→ GOAL: Track down each line that has the word "feels" and copy it.

(Data records)
[Start]

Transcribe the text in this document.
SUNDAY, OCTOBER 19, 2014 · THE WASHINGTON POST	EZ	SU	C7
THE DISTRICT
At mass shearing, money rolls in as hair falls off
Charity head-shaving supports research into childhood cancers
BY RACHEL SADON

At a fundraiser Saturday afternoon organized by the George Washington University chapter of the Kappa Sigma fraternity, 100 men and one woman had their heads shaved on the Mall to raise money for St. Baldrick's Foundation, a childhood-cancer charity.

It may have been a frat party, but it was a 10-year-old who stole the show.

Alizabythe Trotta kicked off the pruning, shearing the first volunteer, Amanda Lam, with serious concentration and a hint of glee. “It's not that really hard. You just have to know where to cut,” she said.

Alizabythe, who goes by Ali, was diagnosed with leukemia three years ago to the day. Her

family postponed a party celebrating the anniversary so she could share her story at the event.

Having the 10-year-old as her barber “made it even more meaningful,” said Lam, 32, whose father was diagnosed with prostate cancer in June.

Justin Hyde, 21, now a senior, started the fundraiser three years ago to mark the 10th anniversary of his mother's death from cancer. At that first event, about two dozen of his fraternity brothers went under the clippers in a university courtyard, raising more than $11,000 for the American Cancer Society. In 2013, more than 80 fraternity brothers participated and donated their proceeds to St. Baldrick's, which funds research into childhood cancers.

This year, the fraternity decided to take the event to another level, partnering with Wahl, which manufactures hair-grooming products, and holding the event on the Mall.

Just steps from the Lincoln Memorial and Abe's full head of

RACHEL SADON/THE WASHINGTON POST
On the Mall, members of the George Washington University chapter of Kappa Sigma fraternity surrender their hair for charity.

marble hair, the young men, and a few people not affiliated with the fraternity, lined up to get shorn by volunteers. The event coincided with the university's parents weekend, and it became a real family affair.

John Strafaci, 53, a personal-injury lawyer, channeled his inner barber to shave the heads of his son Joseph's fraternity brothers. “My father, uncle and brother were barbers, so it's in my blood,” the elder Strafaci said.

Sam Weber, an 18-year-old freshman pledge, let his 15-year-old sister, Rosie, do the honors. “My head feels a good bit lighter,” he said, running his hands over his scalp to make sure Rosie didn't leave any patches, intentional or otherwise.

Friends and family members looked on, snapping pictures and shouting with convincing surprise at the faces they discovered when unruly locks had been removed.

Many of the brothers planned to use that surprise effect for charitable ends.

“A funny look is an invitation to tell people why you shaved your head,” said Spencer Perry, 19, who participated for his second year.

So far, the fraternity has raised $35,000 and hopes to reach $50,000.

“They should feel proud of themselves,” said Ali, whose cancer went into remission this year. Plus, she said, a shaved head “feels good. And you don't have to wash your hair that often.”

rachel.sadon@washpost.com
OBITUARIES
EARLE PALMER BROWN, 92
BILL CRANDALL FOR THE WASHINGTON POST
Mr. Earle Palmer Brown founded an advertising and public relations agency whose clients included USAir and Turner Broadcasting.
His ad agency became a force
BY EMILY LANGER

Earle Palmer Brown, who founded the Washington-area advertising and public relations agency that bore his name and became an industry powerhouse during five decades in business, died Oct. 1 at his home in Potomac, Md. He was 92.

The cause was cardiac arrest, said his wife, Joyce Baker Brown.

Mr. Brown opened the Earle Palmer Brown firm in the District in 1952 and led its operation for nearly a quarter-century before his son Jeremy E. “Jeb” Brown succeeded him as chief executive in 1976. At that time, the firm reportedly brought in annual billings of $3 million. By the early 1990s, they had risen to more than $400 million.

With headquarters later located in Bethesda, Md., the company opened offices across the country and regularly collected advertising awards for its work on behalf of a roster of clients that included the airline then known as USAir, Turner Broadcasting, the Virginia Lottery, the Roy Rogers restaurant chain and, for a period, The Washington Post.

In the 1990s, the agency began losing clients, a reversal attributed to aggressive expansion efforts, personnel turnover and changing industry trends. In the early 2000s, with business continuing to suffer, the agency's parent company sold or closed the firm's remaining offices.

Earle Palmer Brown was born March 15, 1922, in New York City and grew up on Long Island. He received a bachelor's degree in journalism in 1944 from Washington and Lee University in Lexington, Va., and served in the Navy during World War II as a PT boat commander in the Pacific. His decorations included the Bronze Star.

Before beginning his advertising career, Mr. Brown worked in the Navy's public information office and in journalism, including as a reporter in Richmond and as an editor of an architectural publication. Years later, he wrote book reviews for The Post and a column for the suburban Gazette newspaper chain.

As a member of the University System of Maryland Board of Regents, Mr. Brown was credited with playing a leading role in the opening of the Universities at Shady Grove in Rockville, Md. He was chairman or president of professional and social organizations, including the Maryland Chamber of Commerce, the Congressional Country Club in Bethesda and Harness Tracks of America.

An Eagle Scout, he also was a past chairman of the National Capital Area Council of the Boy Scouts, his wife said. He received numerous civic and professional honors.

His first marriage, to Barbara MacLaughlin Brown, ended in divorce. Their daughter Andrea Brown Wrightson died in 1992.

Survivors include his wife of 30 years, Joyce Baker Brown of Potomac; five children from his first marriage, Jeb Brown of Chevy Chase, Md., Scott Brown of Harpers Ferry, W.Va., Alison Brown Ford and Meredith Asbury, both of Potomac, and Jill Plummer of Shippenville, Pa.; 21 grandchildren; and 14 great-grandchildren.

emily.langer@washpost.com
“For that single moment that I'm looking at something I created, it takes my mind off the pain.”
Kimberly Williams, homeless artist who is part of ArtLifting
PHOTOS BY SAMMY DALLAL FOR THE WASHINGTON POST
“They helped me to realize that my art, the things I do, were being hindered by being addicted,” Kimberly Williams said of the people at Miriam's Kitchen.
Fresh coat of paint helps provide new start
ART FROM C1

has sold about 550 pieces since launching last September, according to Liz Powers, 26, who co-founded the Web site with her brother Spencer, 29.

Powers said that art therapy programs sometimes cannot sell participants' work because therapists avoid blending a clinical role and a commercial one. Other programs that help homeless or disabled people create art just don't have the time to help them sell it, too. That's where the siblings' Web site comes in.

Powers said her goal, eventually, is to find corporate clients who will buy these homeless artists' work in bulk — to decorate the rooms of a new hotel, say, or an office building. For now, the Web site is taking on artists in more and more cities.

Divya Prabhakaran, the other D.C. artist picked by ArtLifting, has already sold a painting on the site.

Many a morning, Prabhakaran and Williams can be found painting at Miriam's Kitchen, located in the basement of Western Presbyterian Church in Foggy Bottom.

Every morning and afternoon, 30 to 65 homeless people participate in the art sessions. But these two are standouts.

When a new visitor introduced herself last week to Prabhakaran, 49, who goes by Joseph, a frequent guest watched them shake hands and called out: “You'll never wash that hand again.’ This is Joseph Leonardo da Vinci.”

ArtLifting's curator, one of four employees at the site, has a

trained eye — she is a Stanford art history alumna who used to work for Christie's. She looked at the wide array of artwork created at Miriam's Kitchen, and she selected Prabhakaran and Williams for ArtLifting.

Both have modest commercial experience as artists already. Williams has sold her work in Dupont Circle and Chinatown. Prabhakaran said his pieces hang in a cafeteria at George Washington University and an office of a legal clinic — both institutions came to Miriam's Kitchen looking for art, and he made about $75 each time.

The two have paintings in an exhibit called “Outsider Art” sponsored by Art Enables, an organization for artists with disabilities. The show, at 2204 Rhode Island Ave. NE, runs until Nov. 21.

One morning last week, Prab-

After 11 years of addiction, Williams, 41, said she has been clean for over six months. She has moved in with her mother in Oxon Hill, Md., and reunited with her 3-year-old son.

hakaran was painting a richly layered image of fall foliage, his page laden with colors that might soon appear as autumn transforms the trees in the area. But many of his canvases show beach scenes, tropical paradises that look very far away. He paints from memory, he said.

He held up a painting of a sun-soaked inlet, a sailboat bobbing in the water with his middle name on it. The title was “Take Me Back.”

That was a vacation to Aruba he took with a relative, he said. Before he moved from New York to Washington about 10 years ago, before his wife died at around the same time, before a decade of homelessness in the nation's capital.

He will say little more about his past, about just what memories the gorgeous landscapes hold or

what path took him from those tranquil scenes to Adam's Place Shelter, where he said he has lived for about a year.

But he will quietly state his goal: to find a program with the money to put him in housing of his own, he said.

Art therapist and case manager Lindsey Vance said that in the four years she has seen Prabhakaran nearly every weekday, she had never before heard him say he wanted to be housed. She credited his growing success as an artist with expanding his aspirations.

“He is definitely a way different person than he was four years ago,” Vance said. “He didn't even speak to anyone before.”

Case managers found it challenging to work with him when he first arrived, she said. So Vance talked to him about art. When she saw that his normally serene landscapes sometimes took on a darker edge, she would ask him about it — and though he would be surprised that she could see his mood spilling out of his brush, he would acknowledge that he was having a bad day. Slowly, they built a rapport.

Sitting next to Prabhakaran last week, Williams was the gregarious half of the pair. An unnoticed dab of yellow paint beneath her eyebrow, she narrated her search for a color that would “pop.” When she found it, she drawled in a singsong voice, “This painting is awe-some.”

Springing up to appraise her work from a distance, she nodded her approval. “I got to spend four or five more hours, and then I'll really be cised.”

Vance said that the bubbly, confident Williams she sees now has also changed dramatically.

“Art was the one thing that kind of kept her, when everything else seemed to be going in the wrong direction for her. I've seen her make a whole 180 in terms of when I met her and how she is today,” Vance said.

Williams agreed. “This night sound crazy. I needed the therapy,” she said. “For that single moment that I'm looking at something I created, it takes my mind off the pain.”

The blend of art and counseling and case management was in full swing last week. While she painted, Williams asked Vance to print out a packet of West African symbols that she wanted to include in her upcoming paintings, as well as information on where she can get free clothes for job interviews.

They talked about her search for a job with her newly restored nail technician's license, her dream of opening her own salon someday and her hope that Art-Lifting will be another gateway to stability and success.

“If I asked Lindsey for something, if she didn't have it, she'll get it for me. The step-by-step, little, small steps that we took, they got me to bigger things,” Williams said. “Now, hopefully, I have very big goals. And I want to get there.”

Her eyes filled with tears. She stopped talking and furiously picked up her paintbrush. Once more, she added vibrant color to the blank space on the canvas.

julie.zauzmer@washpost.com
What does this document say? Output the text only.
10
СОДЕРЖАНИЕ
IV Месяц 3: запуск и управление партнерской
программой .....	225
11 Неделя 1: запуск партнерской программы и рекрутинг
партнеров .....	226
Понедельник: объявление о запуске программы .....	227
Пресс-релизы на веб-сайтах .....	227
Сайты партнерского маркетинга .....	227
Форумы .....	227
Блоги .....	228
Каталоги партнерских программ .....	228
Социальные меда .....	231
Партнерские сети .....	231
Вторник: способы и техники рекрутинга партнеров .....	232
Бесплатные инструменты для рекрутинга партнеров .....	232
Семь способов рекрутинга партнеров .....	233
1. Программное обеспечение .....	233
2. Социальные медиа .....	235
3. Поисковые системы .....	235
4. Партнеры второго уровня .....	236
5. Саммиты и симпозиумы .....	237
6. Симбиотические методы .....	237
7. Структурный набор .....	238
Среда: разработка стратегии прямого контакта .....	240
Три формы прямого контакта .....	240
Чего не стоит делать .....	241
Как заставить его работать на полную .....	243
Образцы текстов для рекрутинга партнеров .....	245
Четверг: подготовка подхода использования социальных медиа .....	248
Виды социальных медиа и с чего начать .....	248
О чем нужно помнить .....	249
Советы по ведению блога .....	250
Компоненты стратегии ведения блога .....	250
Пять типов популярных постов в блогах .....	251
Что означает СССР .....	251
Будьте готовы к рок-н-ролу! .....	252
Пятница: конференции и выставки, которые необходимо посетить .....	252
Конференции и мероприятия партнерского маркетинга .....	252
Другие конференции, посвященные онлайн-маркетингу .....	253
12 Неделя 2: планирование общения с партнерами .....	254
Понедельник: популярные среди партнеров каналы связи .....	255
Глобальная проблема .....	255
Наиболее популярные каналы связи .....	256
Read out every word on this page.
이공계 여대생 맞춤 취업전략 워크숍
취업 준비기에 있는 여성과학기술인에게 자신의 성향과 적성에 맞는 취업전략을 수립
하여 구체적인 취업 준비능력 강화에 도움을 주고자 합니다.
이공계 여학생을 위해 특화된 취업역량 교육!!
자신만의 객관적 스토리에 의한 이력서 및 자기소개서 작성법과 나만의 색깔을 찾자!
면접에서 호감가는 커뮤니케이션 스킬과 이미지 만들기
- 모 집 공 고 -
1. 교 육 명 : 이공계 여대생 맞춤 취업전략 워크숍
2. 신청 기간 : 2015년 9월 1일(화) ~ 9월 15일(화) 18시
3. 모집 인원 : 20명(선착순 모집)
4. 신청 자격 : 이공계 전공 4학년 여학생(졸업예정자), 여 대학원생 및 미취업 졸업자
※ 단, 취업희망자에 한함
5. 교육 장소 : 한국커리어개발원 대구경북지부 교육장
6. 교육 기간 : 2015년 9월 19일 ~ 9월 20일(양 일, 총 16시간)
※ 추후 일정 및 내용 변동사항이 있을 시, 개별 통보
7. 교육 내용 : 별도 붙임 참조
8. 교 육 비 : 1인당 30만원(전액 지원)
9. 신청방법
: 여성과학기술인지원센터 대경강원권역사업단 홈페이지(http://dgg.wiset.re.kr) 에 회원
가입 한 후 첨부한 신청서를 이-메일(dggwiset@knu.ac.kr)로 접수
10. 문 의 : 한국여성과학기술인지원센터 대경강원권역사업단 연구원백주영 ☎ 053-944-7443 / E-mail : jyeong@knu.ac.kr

[End]

→ FULL SOLUTION:
Sam Weber, an 18-year-old freshman pledge, let his 15-year-old sister, Rosie, do the honors. “My head feels a good bit lighter,” he said, running his hands over his scalp to make sure Rosie didn't leave any patches, intentional or otherwise.
“They should feel proud of themselves,” said Ali, whose cancer went into remission this year. Plus, she said, a shaved head “feels good. And you don't have to wash your hair that often.”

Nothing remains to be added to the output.